Dataset entries on figures:
-------
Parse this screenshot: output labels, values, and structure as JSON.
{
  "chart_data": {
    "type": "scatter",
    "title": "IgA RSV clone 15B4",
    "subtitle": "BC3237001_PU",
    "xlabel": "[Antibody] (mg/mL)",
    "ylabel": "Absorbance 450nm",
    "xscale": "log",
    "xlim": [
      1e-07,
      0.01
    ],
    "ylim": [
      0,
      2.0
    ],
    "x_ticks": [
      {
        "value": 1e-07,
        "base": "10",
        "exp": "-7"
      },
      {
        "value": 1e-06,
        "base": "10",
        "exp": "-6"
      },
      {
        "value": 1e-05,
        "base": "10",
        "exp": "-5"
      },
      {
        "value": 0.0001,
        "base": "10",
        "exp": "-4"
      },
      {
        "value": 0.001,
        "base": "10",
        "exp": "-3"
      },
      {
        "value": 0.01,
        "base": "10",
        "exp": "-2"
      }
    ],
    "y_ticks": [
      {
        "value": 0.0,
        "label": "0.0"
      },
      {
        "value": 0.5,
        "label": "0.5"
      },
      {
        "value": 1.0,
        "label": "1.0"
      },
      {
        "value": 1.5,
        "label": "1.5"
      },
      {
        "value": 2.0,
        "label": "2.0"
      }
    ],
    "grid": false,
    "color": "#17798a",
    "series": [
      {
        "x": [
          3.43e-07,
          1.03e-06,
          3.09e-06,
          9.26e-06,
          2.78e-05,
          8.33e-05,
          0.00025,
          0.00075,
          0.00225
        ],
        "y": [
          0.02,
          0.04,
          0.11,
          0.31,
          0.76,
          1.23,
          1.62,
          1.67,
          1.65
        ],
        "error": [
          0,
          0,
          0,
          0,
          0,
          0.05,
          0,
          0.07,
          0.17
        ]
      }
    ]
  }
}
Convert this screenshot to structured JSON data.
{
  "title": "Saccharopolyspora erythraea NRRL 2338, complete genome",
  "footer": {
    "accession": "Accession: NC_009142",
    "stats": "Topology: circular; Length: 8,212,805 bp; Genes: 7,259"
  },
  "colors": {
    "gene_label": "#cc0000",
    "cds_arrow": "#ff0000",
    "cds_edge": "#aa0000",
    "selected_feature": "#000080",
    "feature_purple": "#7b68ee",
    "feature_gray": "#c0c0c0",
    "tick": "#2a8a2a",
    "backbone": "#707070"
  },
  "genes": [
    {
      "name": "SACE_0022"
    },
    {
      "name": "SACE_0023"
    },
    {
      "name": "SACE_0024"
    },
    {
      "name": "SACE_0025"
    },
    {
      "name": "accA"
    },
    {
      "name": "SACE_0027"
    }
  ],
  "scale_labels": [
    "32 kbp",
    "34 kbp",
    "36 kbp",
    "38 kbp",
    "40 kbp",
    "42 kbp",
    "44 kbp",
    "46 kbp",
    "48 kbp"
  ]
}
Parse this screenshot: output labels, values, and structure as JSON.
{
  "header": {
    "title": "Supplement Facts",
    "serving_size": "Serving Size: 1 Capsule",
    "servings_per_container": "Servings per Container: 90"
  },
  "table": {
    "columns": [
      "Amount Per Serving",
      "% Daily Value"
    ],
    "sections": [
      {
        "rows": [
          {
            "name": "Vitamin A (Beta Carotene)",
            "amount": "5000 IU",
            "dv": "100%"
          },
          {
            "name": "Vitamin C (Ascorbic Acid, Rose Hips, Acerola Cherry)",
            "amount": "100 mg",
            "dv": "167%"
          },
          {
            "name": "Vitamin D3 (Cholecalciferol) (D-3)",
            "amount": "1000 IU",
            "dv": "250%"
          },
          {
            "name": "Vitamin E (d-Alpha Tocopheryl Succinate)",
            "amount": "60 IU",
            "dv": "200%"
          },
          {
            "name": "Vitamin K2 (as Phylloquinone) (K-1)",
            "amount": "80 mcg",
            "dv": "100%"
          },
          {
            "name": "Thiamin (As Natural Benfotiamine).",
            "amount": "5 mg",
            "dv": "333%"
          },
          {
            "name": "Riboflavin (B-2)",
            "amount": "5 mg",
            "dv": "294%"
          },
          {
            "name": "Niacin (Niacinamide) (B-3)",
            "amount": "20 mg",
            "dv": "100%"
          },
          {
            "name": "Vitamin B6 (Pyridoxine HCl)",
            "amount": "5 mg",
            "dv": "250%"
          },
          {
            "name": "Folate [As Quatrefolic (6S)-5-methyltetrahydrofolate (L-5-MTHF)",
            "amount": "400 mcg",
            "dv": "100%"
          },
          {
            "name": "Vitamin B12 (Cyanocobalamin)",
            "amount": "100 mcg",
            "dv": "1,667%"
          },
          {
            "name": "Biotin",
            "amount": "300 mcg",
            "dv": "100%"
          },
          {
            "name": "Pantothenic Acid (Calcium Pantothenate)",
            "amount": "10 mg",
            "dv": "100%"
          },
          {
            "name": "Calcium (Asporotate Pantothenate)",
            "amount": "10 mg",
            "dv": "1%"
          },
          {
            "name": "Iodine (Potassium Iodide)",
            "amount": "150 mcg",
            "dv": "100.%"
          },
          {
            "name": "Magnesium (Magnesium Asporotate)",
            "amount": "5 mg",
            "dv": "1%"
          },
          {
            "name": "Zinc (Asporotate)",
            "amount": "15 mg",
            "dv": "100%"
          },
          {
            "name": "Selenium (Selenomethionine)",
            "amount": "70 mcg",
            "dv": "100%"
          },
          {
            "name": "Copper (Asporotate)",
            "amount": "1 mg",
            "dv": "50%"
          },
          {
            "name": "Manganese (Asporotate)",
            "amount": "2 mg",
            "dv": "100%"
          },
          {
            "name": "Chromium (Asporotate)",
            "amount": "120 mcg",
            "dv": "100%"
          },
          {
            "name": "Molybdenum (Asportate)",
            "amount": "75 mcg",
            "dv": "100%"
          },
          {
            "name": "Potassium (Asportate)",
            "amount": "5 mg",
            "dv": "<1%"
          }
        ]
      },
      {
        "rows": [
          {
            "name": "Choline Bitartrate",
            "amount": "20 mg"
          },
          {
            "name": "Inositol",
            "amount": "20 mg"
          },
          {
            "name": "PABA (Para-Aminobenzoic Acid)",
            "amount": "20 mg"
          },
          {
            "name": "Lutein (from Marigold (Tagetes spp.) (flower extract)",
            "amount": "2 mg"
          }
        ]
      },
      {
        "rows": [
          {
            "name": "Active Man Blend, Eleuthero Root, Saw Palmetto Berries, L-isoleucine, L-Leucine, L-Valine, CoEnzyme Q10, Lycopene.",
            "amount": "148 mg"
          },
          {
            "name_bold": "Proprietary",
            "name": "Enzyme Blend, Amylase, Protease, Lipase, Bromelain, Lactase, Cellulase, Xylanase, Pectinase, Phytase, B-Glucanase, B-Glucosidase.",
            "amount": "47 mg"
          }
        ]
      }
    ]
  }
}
-------
[EXERCISE] Copy out every entry exactly.

[YOUR RESPONSE]
Parse this screenshot: output labels, values, and structure as JSON.
{
  "chart_data": {
    "type": "scatter",
    "title": "IgA RSV clone 15B4",
    "subtitle": "BC3237001_PU",
    "xlabel": "[Antibody] (mg/mL)",
    "ylabel": "Absorbance 450nm",
    "xscale": "log",
    "xlim": [
      1e-07,
      0.01
    ],
    "ylim": [
      0,
      2.0
    ],
    "x_ticks": [
      {
        "value": 1e-07,
        "base": "10",
        "exp": "-7"
      },
      {
        "value": 1e-06,
        "base": "10",
        "exp": "-6"
      },
      {
        "value": 1e-05,
        "base": "10",
        "exp": "-5"
      },
      {
        "value": 0.0001,
        "base": "10",
        "exp": "-4"
      },
      {
        "value": 0.001,
        "base": "10",
        "exp": "-3"
      },
      {
        "value": 0.01,
        "base": "10",
        "exp": "-2"
      }
    ],
    "y_ticks": [
      {
        "value": 0.0,
        "label": "0.0"
      },
      {
        "value": 0.5,
        "label": "0.5"
      },
      {
        "value": 1.0,
        "label": "1.0"
      },
      {
        "value": 1.5,
        "label": "1.5"
      },
      {
        "value": 2.0,
        "label": "2.0"
      }
    ],
    "grid": false,
    "color": "#17798a",
    "series": [
      {
        "x": [
          3.43e-07,
          1.03e-06,
          3.09e-06,
          9.26e-06,
          2.78e-05,
          8.33e-05,
          0.00025,
          0.00075,
          0.00225
        ],
        "y": [
          0.02,
          0.04,
          0.11,
          0.31,
          0.76,
          1.23,
          1.62,
          1.67,
          1.65
        ],
        "error": [
          0,
          0,
          0,
          0,
          0,
          0.05,
          0,
          0.07,
          0.17
        ]
      }
    ]
  }
}
Convert this screenshot to structured JSON data.
{
  "title": "Saccharopolyspora erythraea NRRL 2338, complete genome",
  "footer": {
    "accession": "Accession: NC_009142",
    "stats": "Topology: circular; Length: 8,212,805 bp; Genes: 7,259"
  },
  "colors": {
    "gene_label": "#cc0000",
    "cds_arrow": "#ff0000",
    "cds_edge": "#aa0000",
    "selected_feature": "#000080",
    "feature_purple": "#7b68ee",
    "feature_gray": "#c0c0c0",
    "tick": "#2a8a2a",
    "backbone": "#707070"
  },
  "genes": [
    {
      "name": "SACE_0022"
    },
    {
      "name": "SACE_0023"
    },
    {
      "name": "SACE_0024"
    },
    {
      "name": "SACE_0025"
    },
    {
      "name": "accA"
    },
    {
      "name": "SACE_0027"
    }
  ],
  "scale_labels": [
    "32 kbp",
    "34 kbp",
    "36 kbp",
    "38 kbp",
    "40 kbp",
    "42 kbp",
    "44 kbp",
    "46 kbp",
    "48 kbp"
  ]
}
Parse this screenshot: output labels, values, and structure as JSON.
{
  "header": {
    "title": "Supplement Facts",
    "serving_size": "Serving Size: 1 Capsule",
    "servings_per_container": "Servings per Container: 90"
  },
  "table": {
    "columns": [
      "Amount Per Serving",
      "% Daily Value"
    ],
    "sections": [
      {
        "rows": [
          {
            "name": "Vitamin A (Beta Carotene)",
            "amount": "5000 IU",
            "dv": "100%"
          },
          {
            "name": "Vitamin C (Ascorbic Acid, Rose Hips, Acerola Cherry)",
            "amount": "100 mg",
            "dv": "167%"
          },
          {
            "name": "Vitamin D3 (Cholecalciferol) (D-3)",
            "amount": "1000 IU",
            "dv": "250%"
          },
          {
            "name": "Vitamin E (d-Alpha Tocopheryl Succinate)",
            "amount": "60 IU",
            "dv": "200%"
          },
          {
            "name": "Vitamin K2 (as Phylloquinone) (K-1)",
            "amount": "80 mcg",
            "dv": "100%"
          },
          {
            "name": "Thiamin (As Natural Benfotiamine).",
            "amount": "5 mg",
            "dv": "333%"
          },
          {
            "name": "Riboflavin (B-2)",
            "amount": "5 mg",
            "dv": "294%"
          },
          {
            "name": "Niacin (Niacinamide) (B-3)",
            "amount": "20 mg",
            "dv": "100%"
          },
          {
            "name": "Vitamin B6 (Pyridoxine HCl)",
            "amount": "5 mg",
            "dv": "250%"
          },
          {
            "name": "Folate [As Quatrefolic (6S)-5-methyltetrahydrofolate (L-5-MTHF)",
            "amount": "400 mcg",
            "dv": "100%"
          },
          {
            "name": "Vitamin B12 (Cyanocobalamin)",
            "amount": "100 mcg",
            "dv": "1,667%"
          },
          {
            "name": "Biotin",
            "amount": "300 mcg",
            "dv": "100%"
          },
          {
            "name": "Pantothenic Acid (Calcium Pantothenate)",
            "amount": "10 mg",
            "dv": "100%"
          },
          {
            "name": "Calcium (Asporotate Pantothenate)",
            "amount": "10 mg",
            "dv": "1%"
          },
          {
            "name": "Iodine (Potassium Iodide)",
            "amount": "150 mcg",
            "dv": "100.%"
          },
          {
            "name": "Magnesium (Magnesium Asporotate)",
            "amount": "5 mg",
            "dv": "1%"
          },
          {
            "name": "Zinc (Asporotate)",
            "amount": "15 mg",
            "dv": "100%"
          },
          {
            "name": "Selenium (Selenomethionine)",
            "amount": "70 mcg",
            "dv": "100%"
          },
          {
            "name": "Copper (Asporotate)",
            "amount": "1 mg",
            "dv": "50%"
          },
          {
            "name": "Manganese (Asporotate)",
            "amount": "2 mg",
            "dv": "100%"
          },
          {
            "name": "Chromium (Asporotate)",
            "amount": "120 mcg",
            "dv": "100%"
          },
          {
            "name": "Molybdenum (Asportate)",
            "amount": "75 mcg",
            "dv": "100%"
          },
          {
            "name": "Potassium (Asportate)",
            "amount": "5 mg",
            "dv": "<1%"
          }
        ]
      },
      {
        "rows": [
          {
            "name": "Choline Bitartrate",
            "amount": "20 mg"
          },
          {
            "name": "Inositol",
            "amount": "20 mg"
          },
          {
            "name": "PABA (Para-Aminobenzoic Acid)",
            "amount": "20 mg"
          },
          {
            "name": "Lutein (from Marigold (Tagetes spp.) (flower extract)",
            "amount": "2 mg"
          }
        ]
      },
      {
        "rows": [
          {
            "name": "Active Man Blend, Eleuthero Root, Saw Palmetto Berries, L-isoleucine, L-Leucine, L-Valine, CoEnzyme Q10, Lycopene.",
            "amount": "148 mg"
          },
          {
            "name_bold": "Proprietary",
            "name": "Enzyme Blend, Amylase, Protease, Lipase, Bromelain, Lactase, Cellulase, Xylanase, Pectinase, Phytase, B-Glucanase, B-Glucosidase.",
            "amount": "47 mg"
          }
        ]
      }
    ]
  }
}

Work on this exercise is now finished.